Moi, je parle des salariés. Les syndicats ne sont pas les seuls représentants des salariés. Évidemment, il nous faut un interlocuteur et nous ne sommes pas mécontents d’avoir les syndicats pour cela. Mais il ne faut pas tout confondre : le plus grand syndicat du pays compte quelque 70 000 membres, frontaliers et retraités compris, alors que nous avons dans ce pays près de 400 000 salariés. Mais s’il n’y a personne d’autre qui représente directement les salariés, alors les syndicats prennent une certaine importance.
Pourquoi dites-vous que vos messages sont abstraits?
Ils sont quelquefois difficilement compréhensibles. Les gens ne connaissent guère le détail du financement de l’assurance maladie au Grand-Duché, par exemple. Alors, quand nous proposons un financement plus transparent, plus responsable pour tous les concernés, tout le monde comprend que les patrons veulent « se retirer » de quelque chose. J’ai même vu un titre de journal affirmer que les patrons voulaient se retirer de la sécurité sociale. Celui qui a écrit cela n’est pas venu à la conférence de presse que nous avons donnée. Cela fait vraiment un peu mal. En réalité, ce que nous voulons, c’est une meilleure définition des tâches respectives des salariés et des entreprises dans la gestion de l’assurance maladie et que chacun prenne ses responsabilités. C’est un modèle qui pourrait parfaitement plaire aux représentants des salariés. Je constate que, pour l’instant, l’OGBL n’a pas encore réagi.

(Éléments d'un jeu de données)

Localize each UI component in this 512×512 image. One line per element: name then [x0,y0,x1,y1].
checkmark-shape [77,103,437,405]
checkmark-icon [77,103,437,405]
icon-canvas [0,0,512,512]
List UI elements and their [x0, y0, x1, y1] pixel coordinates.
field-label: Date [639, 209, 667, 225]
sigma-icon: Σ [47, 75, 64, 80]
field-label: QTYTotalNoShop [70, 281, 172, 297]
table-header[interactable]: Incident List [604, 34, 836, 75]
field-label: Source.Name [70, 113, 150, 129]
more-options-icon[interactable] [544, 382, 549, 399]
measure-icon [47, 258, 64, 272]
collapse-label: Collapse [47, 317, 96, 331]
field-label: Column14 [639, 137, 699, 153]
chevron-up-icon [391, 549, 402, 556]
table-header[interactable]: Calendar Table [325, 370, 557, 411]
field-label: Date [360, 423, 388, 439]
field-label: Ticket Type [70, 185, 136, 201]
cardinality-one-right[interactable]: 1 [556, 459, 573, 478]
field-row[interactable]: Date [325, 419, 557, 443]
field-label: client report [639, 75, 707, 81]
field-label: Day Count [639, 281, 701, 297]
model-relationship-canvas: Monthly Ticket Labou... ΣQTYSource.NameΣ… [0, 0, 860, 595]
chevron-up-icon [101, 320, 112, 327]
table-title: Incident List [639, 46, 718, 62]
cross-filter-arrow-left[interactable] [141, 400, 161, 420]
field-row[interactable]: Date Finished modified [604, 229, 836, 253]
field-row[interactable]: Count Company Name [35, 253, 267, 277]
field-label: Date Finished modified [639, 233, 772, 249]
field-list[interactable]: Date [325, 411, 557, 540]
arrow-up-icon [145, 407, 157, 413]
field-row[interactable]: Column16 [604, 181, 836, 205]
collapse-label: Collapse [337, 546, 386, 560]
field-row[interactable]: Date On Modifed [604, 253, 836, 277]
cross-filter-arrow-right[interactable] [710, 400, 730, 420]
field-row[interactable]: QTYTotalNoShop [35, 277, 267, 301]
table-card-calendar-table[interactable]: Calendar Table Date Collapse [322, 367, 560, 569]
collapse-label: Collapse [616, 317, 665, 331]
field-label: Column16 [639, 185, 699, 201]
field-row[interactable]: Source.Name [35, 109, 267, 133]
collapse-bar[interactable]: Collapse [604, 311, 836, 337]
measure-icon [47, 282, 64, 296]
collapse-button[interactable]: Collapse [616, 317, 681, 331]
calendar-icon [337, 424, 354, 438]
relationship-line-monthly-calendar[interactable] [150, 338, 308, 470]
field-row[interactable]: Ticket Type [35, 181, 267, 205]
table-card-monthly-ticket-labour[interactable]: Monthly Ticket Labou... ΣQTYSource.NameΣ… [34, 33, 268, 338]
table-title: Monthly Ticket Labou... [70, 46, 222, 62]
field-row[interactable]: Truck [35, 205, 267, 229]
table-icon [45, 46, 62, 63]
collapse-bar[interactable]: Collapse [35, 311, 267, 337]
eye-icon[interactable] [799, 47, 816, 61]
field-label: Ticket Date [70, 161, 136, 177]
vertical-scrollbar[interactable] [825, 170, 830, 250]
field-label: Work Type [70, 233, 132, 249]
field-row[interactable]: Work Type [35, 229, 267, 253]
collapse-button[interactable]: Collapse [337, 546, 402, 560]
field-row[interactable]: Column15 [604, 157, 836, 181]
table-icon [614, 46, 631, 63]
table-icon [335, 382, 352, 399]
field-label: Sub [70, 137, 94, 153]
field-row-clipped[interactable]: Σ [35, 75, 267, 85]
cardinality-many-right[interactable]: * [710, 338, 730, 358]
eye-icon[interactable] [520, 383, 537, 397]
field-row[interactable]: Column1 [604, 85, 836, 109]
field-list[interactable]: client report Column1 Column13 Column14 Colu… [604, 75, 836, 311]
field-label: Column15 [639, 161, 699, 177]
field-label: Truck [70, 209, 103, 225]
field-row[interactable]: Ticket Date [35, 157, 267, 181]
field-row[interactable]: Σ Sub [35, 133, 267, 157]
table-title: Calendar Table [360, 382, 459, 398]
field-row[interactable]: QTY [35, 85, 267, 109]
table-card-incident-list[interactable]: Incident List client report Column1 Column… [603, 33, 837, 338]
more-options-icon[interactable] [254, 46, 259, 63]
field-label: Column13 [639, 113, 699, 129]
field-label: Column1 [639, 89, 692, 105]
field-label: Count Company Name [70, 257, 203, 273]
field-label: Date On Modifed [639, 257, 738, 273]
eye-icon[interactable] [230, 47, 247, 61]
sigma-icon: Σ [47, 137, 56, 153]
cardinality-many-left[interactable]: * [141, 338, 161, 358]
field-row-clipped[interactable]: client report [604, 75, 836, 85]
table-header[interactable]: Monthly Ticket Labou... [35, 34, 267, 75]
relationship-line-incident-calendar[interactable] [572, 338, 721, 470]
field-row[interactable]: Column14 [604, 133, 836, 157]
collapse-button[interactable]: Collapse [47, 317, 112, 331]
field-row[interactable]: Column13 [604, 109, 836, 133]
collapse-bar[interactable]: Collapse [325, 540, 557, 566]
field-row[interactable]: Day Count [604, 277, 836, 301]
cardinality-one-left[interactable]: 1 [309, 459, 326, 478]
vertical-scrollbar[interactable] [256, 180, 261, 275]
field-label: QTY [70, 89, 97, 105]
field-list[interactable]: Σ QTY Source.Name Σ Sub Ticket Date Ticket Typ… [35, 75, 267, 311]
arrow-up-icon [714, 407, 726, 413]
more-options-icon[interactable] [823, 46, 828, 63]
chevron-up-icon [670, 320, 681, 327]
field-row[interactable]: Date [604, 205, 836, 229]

- **Série d'exercices**
1 - Recopiez le passage de l'entretien sur les syndicats et l'assurance maladie qui va de « Moi, je parle » à « messages sont abstraits? », ces deux extrémités comprises.
2 - Poursuivez l'entretien sur les syndicats et l'assurance maladie à partir de sa dernière phrase.

- **Réponses par exercice**
1 -
Moi, je parle des salariés. Les syndicats ne sont pas les seuls représentants des salariés. Évidemment, il nous faut un interlocuteur et nous ne sommes pas mécontents d’avoir les syndicats pour cela. Mais il ne faut pas tout confondre : le plus grand syndicat du pays compte quelque 70 000 membres, frontaliers et retraités compris, alors que nous avons dans ce pays près de 400 000 salariés. Mais s’il n’y a personne d’autre qui représente directement les salariés, alors les syndicats prennent une certaine importance.
Pourquoi dites-vous que vos messages sont abstraits?

2 -
Non, mais le LCGB et le gouvernement ont réagi et votre proposition ne les fait pas bondir de joie…
J’étais surtout très déçu de la réaction du gouvernement qui s’est exprimé contre notre proposition parce que je n’y vois que la peur du changement et l’absence de réflexion. S’agissant d’une proposition de réforme d’une telle ampleur, cela me rend un peu triste. Je n’ai pas apprécié que le Premier ministre déclare que les patrons auraient « décidé unilatéralement » de ficher le camp de la CNS, car ce n’est pas le cas et surtout ce n’est pas possible. Je rappelle aussi que la Mutualité des employeurs est un organisme de la sécurité sociale. Nous sommes simplement en train de faire une proposition de réforme fondamentale qui permettrait un fonctionnement plus logique et transparent.
Une réforme logique et transparente, dites-vous, et sans coût, c’est plutôt rare… Mais est-ce possible?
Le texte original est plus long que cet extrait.